[Goal]:
Transcribe the material verbatim in full; the pictures do not belong in the copy.

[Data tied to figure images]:
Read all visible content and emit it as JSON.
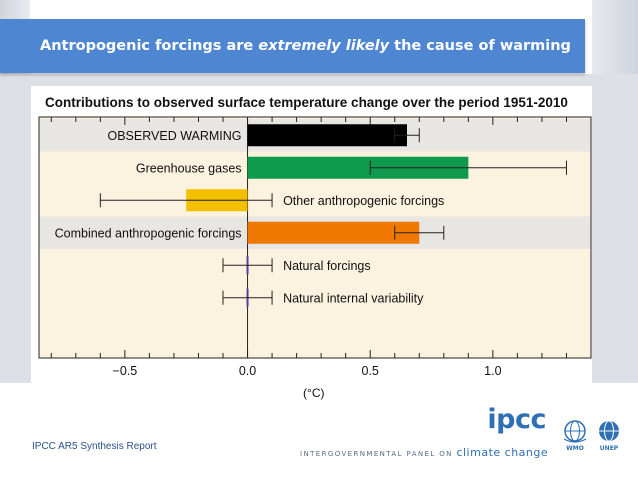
{
  "slide": {
    "title_part1": "Antropogenic forcings are ",
    "title_emph": "extremely likely",
    "title_part2": " the cause of warming",
    "source": "IPCC AR5 Synthesis Report"
  },
  "logos": {
    "ipcc_word": "ipcc",
    "panel_text": "INTERGOVERNMENTAL PANEL ON ",
    "panel_cc": "climate change",
    "wmo": "WMO",
    "unep": "UNEP"
  },
  "colors": {
    "banner": "#4f86d1",
    "chart_bg": "#fbf2df",
    "band": "#e8e6e2",
    "observed": "#000000",
    "ghg": "#109a4d",
    "other": "#f3c000",
    "combined": "#f07800",
    "natural": "#5b3c9a"
  },
  "chart_data": {
    "type": "bar",
    "orientation": "horizontal",
    "title": "Contributions to observed surface temperature change over the period 1951-2010",
    "xlabel": "(°C)",
    "xlim": [
      -0.85,
      1.4
    ],
    "xticks": [
      -0.5,
      0.0,
      0.5,
      1.0
    ],
    "xtick_labels": [
      "−0.5",
      "0.0",
      "0.5",
      "1.0"
    ],
    "minor_step": 0.1,
    "categories": [
      "OBSERVED WARMING",
      "Greenhouse gases",
      "Other anthropogenic forcings",
      "Combined anthropogenic forcings",
      "Natural forcings",
      "Natural internal variability"
    ],
    "label_side": [
      "left",
      "left",
      "right",
      "left",
      "right",
      "right"
    ],
    "shaded": [
      true,
      false,
      false,
      true,
      false,
      false
    ],
    "values": [
      0.65,
      0.9,
      -0.25,
      0.7,
      0.0,
      0.0
    ],
    "error_low": [
      0.6,
      0.5,
      -0.6,
      0.6,
      -0.1,
      -0.1
    ],
    "error_high": [
      0.7,
      1.3,
      0.1,
      0.8,
      0.1,
      0.1
    ],
    "bar_colors": [
      "#000000",
      "#109a4d",
      "#f3c000",
      "#f07800",
      "#5b3c9a",
      "#5b3c9a"
    ]
  }
}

[Solved exercise]:
Read all visible content and emit it as JSON.
{
  "slide": {
    "title_part1": "Antropogenic forcings are ",
    "title_emph": "extremely likely",
    "title_part2": " the cause of warming",
    "source": "IPCC AR5 Synthesis Report"
  },
  "logos": {
    "ipcc_word": "ipcc",
    "panel_text": "INTERGOVERNMENTAL PANEL ON ",
    "panel_cc": "climate change",
    "wmo": "WMO",
    "unep": "UNEP"
  },
  "colors": {
    "banner": "#4f86d1",
    "chart_bg": "#fbf2df",
    "band": "#e8e6e2",
    "observed": "#000000",
    "ghg": "#109a4d",
    "other": "#f3c000",
    "combined": "#f07800",
    "natural": "#5b3c9a"
  },
  "chart_data": {
    "type": "bar",
    "orientation": "horizontal",
    "title": "Contributions to observed surface temperature change over the period 1951-2010",
    "xlabel": "(°C)",
    "xlim": [
      -0.85,
      1.4
    ],
    "xticks": [
      -0.5,
      0.0,
      0.5,
      1.0
    ],
    "xtick_labels": [
      "−0.5",
      "0.0",
      "0.5",
      "1.0"
    ],
    "minor_step": 0.1,
    "categories": [
      "OBSERVED WARMING",
      "Greenhouse gases",
      "Other anthropogenic forcings",
      "Combined anthropogenic forcings",
      "Natural forcings",
      "Natural internal variability"
    ],
    "label_side": [
      "left",
      "left",
      "right",
      "left",
      "right",
      "right"
    ],
    "shaded": [
      true,
      false,
      false,
      true,
      false,
      false
    ],
    "values": [
      0.65,
      0.9,
      -0.25,
      0.7,
      0.0,
      0.0
    ],
    "error_low": [
      0.6,
      0.5,
      -0.6,
      0.6,
      -0.1,
      -0.1
    ],
    "error_high": [
      0.7,
      1.3,
      0.1,
      0.8,
      0.1,
      0.1
    ],
    "bar_colors": [
      "#000000",
      "#109a4d",
      "#f3c000",
      "#f07800",
      "#5b3c9a",
      "#5b3c9a"
    ]
  }
}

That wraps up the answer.